# GIVEN EXERCISE
The records below must be retyped exactly.

# Dataset rows
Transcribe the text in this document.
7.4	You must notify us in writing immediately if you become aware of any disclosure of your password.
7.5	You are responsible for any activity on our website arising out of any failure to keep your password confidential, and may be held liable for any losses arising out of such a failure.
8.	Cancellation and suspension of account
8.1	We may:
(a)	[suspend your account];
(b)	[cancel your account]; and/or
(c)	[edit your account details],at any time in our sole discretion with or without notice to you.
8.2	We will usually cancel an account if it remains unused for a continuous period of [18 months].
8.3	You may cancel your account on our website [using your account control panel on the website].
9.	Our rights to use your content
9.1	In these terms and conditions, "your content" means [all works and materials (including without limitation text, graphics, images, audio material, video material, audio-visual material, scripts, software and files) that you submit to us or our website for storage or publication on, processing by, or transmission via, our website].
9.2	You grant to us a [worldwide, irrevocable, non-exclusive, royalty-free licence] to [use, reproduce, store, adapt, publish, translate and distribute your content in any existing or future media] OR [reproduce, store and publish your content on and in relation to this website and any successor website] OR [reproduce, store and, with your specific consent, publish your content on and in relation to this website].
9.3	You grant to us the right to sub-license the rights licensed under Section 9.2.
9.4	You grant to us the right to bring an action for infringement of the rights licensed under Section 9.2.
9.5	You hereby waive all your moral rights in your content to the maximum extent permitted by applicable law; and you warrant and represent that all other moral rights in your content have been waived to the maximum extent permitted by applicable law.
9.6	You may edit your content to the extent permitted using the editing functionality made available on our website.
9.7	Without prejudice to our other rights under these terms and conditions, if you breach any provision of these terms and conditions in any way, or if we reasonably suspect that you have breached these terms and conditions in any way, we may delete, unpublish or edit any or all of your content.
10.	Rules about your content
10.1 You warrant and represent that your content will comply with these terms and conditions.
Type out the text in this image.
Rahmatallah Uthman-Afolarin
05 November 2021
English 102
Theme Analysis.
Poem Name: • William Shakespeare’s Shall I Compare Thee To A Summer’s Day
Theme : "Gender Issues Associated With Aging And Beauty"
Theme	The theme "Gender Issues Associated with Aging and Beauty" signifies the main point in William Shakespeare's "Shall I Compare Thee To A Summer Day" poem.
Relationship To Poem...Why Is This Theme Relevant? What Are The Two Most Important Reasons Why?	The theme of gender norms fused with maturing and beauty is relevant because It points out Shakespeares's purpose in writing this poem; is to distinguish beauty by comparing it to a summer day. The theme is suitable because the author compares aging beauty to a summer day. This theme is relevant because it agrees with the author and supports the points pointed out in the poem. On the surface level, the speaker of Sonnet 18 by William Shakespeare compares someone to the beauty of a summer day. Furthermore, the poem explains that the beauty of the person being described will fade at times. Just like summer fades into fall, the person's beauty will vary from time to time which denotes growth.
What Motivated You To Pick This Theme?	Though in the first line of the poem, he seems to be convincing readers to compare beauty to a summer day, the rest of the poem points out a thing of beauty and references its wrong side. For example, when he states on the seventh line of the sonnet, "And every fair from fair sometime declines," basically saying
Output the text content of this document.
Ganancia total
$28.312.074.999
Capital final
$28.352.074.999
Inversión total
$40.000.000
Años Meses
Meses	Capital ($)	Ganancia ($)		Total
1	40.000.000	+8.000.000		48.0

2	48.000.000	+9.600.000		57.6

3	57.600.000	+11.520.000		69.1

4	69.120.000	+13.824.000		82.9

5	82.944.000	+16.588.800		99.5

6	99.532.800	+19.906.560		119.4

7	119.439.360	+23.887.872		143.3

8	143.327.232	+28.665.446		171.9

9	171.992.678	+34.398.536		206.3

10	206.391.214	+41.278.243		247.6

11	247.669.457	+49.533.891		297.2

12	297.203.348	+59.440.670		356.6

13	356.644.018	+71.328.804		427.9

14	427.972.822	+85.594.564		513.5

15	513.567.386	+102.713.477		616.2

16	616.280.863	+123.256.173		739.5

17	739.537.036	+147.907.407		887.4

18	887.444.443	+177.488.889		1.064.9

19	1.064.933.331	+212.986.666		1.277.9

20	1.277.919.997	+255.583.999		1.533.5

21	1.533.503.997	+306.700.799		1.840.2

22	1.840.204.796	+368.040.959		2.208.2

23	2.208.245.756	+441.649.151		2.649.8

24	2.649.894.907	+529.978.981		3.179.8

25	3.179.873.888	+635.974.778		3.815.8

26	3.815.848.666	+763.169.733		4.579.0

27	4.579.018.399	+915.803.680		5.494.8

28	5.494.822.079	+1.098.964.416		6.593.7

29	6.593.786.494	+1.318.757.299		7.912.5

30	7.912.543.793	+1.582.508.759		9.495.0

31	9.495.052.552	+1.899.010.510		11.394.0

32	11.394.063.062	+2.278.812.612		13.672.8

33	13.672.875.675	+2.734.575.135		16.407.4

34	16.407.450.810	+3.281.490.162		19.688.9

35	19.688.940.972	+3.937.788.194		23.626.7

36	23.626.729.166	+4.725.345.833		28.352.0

# TASK SOLUTION
Transcribe the text in this document.
7.4	You must notify us in writing immediately if you become aware of any disclosure of your password.
7.5	You are responsible for any activity on our website arising out of any failure to keep your password confidential, and may be held liable for any losses arising out of such a failure.
8.	Cancellation and suspension of account
8.1	We may:
(a)	[suspend your account];
(b)	[cancel your account]; and/or
(c)	[edit your account details],at any time in our sole discretion with or without notice to you.
8.2	We will usually cancel an account if it remains unused for a continuous period of [18 months].
8.3	You may cancel your account on our website [using your account control panel on the website].
9.	Our rights to use your content
9.1	In these terms and conditions, "your content" means [all works and materials (including without limitation text, graphics, images, audio material, video material, audio-visual material, scripts, software and files) that you submit to us or our website for storage or publication on, processing by, or transmission via, our website].
9.2	You grant to us a [worldwide, irrevocable, non-exclusive, royalty-free licence] to [use, reproduce, store, adapt, publish, translate and distribute your content in any existing or future media] OR [reproduce, store and publish your content on and in relation to this website and any successor website] OR [reproduce, store and, with your specific consent, publish your content on and in relation to this website].
9.3	You grant to us the right to sub-license the rights licensed under Section 9.2.
9.4	You grant to us the right to bring an action for infringement of the rights licensed under Section 9.2.
9.5	You hereby waive all your moral rights in your content to the maximum extent permitted by applicable law; and you warrant and represent that all other moral rights in your content have been waived to the maximum extent permitted by applicable law.
9.6	You may edit your content to the extent permitted using the editing functionality made available on our website.
9.7	Without prejudice to our other rights under these terms and conditions, if you breach any provision of these terms and conditions in any way, or if we reasonably suspect that you have breached these terms and conditions in any way, we may delete, unpublish or edit any or all of your content.
10.	Rules about your content
10.1 You warrant and represent that your content will comply with these terms and conditions.
Type out the text in this image.
Rahmatallah Uthman-Afolarin
05 November 2021
English 102
Theme Analysis.
Poem Name: • William Shakespeare’s Shall I Compare Thee To A Summer’s Day
Theme : "Gender Issues Associated With Aging And Beauty"
Theme	The theme "Gender Issues Associated with Aging and Beauty" signifies the main point in William Shakespeare's "Shall I Compare Thee To A Summer Day" poem.
Relationship To Poem...Why Is This Theme Relevant? What Are The Two Most Important Reasons Why?	The theme of gender norms fused with maturing and beauty is relevant because It points out Shakespeares's purpose in writing this poem; is to distinguish beauty by comparing it to a summer day. The theme is suitable because the author compares aging beauty to a summer day. This theme is relevant because it agrees with the author and supports the points pointed out in the poem. On the surface level, the speaker of Sonnet 18 by William Shakespeare compares someone to the beauty of a summer day. Furthermore, the poem explains that the beauty of the person being described will fade at times. Just like summer fades into fall, the person's beauty will vary from time to time which denotes growth.
What Motivated You To Pick This Theme?	Though in the first line of the poem, he seems to be convincing readers to compare beauty to a summer day, the rest of the poem points out a thing of beauty and references its wrong side. For example, when he states on the seventh line of the sonnet, "And every fair from fair sometime declines," basically saying
Output the text content of this document.
Ganancia total
$28.312.074.999
Capital final
$28.352.074.999
Inversión total
$40.000.000
Años Meses
Meses	Capital ($)	Ganancia ($)		Total
1	40.000.000	+8.000.000		48.0

2	48.000.000	+9.600.000		57.6

3	57.600.000	+11.520.000		69.1

4	69.120.000	+13.824.000		82.9

5	82.944.000	+16.588.800		99.5

6	99.532.800	+19.906.560		119.4

7	119.439.360	+23.887.872		143.3

8	143.327.232	+28.665.446		171.9

9	171.992.678	+34.398.536		206.3

10	206.391.214	+41.278.243		247.6

11	247.669.457	+49.533.891		297.2

12	297.203.348	+59.440.670		356.6

13	356.644.018	+71.328.804		427.9

14	427.972.822	+85.594.564		513.5

15	513.567.386	+102.713.477		616.2

16	616.280.863	+123.256.173		739.5

17	739.537.036	+147.907.407		887.4

18	887.444.443	+177.488.889		1.064.9

19	1.064.933.331	+212.986.666		1.277.9

20	1.277.919.997	+255.583.999		1.533.5

21	1.533.503.997	+306.700.799		1.840.2

22	1.840.204.796	+368.040.959		2.208.2

23	2.208.245.756	+441.649.151		2.649.8

24	2.649.894.907	+529.978.981		3.179.8

25	3.179.873.888	+635.974.778		3.815.8

26	3.815.848.666	+763.169.733		4.579.0

27	4.579.018.399	+915.803.680		5.494.8

28	5.494.822.079	+1.098.964.416		6.593.7

29	6.593.786.494	+1.318.757.299		7.912.5

30	7.912.543.793	+1.582.508.759		9.495.0

31	9.495.052.552	+1.899.010.510		11.394.0

32	11.394.063.062	+2.278.812.612		13.672.8

33	13.672.875.675	+2.734.575.135		16.407.4

34	16.407.450.810	+3.281.490.162		19.688.9

35	19.688.940.972	+3.937.788.194		23.626.7

36	23.626.729.166	+4.725.345.833		28.352.0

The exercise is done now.